[Stored entries]
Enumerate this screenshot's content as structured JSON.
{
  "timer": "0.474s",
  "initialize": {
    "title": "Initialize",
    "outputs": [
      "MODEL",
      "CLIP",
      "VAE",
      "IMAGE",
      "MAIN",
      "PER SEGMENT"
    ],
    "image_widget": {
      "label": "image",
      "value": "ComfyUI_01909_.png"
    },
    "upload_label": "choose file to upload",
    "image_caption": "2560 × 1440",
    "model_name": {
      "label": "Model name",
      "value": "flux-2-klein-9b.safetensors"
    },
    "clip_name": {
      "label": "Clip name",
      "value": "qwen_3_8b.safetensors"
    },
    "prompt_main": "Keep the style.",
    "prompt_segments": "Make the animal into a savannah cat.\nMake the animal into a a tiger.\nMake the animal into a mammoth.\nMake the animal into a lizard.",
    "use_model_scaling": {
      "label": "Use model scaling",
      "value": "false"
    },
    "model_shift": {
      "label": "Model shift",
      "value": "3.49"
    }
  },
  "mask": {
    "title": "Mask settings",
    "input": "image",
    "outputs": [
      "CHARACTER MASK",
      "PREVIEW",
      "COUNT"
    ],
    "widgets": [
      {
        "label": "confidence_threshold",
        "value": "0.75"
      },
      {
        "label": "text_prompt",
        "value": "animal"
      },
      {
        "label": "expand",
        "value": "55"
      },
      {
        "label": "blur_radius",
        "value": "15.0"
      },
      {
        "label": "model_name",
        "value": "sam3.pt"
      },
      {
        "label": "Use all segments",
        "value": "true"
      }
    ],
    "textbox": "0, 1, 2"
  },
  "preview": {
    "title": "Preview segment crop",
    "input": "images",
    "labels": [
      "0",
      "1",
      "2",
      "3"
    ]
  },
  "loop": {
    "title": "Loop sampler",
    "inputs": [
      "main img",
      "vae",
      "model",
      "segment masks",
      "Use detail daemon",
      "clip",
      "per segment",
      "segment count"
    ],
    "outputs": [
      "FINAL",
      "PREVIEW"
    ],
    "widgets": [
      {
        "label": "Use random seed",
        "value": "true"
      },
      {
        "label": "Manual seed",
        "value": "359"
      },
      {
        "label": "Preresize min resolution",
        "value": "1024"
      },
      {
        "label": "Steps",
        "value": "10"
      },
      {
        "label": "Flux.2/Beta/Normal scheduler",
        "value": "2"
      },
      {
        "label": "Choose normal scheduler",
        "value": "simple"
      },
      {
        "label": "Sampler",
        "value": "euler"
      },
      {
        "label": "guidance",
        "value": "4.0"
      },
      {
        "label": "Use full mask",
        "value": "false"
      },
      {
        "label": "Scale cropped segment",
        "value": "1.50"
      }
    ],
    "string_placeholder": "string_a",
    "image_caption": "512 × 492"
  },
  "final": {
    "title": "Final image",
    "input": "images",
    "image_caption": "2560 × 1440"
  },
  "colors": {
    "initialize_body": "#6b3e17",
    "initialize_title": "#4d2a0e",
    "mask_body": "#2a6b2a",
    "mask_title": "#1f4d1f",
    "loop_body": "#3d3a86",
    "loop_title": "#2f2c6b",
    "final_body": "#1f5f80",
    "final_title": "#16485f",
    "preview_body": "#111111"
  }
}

> [Goal]:
Check each line above for the string "seed" and report how many lines have it, giving only the number.

> [The reply]:
2